EXERCISE AIM: Reprint the entries without altering anything.

DATA FOR THE TASK:

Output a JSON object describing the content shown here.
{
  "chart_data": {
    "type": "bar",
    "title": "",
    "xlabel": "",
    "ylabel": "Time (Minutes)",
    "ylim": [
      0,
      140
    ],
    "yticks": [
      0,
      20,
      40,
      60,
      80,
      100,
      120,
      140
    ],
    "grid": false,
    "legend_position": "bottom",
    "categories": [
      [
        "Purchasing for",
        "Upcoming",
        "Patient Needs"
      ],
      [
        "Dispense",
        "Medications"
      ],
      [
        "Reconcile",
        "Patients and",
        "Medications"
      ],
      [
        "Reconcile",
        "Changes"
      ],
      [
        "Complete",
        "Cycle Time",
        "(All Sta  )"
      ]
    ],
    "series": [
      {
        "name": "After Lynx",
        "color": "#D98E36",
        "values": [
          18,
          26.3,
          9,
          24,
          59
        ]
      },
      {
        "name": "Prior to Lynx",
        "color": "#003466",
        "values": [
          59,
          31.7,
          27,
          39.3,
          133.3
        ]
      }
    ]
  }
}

YOUR RESPONSE:
Output a JSON object describing the content shown here.
{
  "chart_data": {
    "type": "bar",
    "title": "",
    "xlabel": "",
    "ylabel": "Time (Minutes)",
    "ylim": [
      0,
      140
    ],
    "yticks": [
      0,
      20,
      40,
      60,
      80,
      100,
      120,
      140
    ],
    "grid": false,
    "legend_position": "bottom",
    "categories": [
      [
        "Purchasing for",
        "Upcoming",
        "Patient Needs"
      ],
      [
        "Dispense",
        "Medications"
      ],
      [
        "Reconcile",
        "Patients and",
        "Medications"
      ],
      [
        "Reconcile",
        "Changes"
      ],
      [
        "Complete",
        "Cycle Time",
        "(All Sta  )"
      ]
    ],
    "series": [
      {
        "name": "After Lynx",
        "color": "#D98E36",
        "values": [
          18,
          26.3,
          9,
          24,
          59
        ]
      },
      {
        "name": "Prior to Lynx",
        "color": "#003466",
        "values": [
          59,
          31.7,
          27,
          39.3,
          133.3
        ]
      }
    ]
  }
}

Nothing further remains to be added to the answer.